- **Stored data**

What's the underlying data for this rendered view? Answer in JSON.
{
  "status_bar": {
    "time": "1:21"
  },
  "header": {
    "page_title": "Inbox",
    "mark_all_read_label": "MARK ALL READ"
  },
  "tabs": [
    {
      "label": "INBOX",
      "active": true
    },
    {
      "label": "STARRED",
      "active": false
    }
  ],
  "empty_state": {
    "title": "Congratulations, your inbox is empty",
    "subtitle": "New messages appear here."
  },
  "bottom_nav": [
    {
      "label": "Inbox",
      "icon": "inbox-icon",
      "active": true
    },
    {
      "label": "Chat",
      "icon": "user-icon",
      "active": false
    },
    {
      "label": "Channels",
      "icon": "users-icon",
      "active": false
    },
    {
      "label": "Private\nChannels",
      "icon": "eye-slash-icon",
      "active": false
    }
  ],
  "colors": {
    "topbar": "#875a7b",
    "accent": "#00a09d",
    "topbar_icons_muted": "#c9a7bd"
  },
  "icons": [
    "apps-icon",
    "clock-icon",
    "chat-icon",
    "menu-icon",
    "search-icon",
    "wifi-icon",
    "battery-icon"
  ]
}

- **Problem details**
Restate each entry exactly, skipping none.

- **The response**
What's the underlying data for this rendered view? Answer in JSON.
{
  "status_bar": {
    "time": "1:21"
  },
  "header": {
    "page_title": "Inbox",
    "mark_all_read_label": "MARK ALL READ"
  },
  "tabs": [
    {
      "label": "INBOX",
      "active": true
    },
    {
      "label": "STARRED",
      "active": false
    }
  ],
  "empty_state": {
    "title": "Congratulations, your inbox is empty",
    "subtitle": "New messages appear here."
  },
  "bottom_nav": [
    {
      "label": "Inbox",
      "icon": "inbox-icon",
      "active": true
    },
    {
      "label": "Chat",
      "icon": "user-icon",
      "active": false
    },
    {
      "label": "Channels",
      "icon": "users-icon",
      "active": false
    },
    {
      "label": "Private\nChannels",
      "icon": "eye-slash-icon",
      "active": false
    }
  ],
  "colors": {
    "topbar": "#875a7b",
    "accent": "#00a09d",
    "topbar_icons_muted": "#c9a7bd"
  },
  "icons": [
    "apps-icon",
    "clock-icon",
    "chat-icon",
    "menu-icon",
    "search-icon",
    "wifi-icon",
    "battery-icon"
  ]
}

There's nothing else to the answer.